## WORK REQUIRED
For the listing below, give the count of lines containing the string "Água" and nothing else.

## EXTRACTED DATA
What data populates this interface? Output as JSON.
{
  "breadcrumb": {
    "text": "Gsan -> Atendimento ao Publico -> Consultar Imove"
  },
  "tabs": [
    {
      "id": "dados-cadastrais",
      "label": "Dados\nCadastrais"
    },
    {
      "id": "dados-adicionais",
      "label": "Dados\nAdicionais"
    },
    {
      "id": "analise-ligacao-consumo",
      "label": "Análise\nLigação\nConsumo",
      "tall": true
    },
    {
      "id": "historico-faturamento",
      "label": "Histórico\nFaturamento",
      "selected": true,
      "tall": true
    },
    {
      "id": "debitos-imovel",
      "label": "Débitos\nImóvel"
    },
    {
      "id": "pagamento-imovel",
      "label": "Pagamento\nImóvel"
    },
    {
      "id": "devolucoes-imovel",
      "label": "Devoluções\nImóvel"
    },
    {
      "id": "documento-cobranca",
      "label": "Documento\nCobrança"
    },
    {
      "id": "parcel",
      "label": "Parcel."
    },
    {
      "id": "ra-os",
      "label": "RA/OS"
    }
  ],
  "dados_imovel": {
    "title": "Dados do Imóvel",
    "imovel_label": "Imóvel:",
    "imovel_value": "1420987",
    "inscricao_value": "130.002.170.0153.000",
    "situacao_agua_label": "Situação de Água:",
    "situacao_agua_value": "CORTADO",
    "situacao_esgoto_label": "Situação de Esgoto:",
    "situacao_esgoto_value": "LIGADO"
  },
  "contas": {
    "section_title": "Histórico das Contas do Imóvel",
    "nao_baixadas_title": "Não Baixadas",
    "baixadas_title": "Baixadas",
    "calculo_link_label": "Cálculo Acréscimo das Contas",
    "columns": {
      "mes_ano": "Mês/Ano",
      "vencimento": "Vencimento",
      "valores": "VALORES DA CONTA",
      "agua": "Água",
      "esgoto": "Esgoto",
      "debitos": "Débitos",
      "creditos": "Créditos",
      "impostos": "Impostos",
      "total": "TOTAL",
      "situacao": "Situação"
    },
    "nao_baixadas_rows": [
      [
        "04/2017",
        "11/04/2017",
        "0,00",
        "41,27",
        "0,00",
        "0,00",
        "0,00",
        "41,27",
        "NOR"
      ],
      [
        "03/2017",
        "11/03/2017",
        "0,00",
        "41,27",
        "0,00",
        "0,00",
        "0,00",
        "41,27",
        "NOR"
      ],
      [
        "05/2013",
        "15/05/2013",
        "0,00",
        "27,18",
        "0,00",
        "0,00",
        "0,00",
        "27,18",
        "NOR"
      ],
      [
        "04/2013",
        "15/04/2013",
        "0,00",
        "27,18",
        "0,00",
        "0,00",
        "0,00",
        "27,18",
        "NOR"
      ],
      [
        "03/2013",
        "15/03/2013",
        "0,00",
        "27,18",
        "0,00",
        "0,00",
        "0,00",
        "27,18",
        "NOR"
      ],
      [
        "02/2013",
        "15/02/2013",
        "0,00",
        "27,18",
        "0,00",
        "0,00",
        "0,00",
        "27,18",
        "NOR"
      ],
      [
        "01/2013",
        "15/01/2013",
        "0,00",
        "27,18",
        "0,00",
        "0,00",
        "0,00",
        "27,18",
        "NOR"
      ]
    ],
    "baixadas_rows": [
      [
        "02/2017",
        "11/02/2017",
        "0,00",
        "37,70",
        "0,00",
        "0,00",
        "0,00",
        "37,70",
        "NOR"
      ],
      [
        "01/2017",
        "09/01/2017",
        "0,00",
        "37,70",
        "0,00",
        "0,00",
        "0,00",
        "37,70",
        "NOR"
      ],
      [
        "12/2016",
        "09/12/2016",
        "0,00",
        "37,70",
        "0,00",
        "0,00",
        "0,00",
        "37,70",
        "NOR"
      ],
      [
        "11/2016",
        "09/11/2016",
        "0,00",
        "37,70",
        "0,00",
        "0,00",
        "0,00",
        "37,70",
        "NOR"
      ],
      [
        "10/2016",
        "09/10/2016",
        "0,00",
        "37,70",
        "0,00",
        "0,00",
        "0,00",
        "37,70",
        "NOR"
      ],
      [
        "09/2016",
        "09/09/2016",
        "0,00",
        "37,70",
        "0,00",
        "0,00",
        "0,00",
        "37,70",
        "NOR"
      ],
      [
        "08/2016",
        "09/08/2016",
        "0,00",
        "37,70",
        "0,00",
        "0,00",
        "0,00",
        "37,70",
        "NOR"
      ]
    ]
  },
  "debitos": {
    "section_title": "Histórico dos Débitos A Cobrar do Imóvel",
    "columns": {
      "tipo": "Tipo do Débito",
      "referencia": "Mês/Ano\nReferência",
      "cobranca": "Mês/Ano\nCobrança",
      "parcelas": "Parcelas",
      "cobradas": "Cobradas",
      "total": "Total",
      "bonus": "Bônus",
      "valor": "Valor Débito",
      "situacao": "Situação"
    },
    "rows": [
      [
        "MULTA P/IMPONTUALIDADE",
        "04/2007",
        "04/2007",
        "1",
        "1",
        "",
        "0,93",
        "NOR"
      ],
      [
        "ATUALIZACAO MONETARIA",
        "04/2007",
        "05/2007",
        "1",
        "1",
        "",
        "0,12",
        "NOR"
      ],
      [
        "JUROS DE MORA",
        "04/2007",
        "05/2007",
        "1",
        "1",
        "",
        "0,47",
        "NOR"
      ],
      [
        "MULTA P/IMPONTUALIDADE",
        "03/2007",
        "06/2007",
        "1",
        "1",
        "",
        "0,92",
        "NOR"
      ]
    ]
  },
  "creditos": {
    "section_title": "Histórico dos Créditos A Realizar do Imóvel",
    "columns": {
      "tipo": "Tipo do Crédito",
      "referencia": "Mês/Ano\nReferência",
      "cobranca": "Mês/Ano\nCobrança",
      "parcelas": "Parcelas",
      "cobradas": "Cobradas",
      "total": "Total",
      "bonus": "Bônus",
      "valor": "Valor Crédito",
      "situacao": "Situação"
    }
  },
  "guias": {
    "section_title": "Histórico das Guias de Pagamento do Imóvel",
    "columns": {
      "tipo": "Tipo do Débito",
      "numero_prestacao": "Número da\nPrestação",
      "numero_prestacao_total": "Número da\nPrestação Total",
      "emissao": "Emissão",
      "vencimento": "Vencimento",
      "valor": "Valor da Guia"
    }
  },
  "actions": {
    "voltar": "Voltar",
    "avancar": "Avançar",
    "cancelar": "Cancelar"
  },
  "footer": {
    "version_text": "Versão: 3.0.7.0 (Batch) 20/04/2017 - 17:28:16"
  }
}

## SOLUTION BELOW
2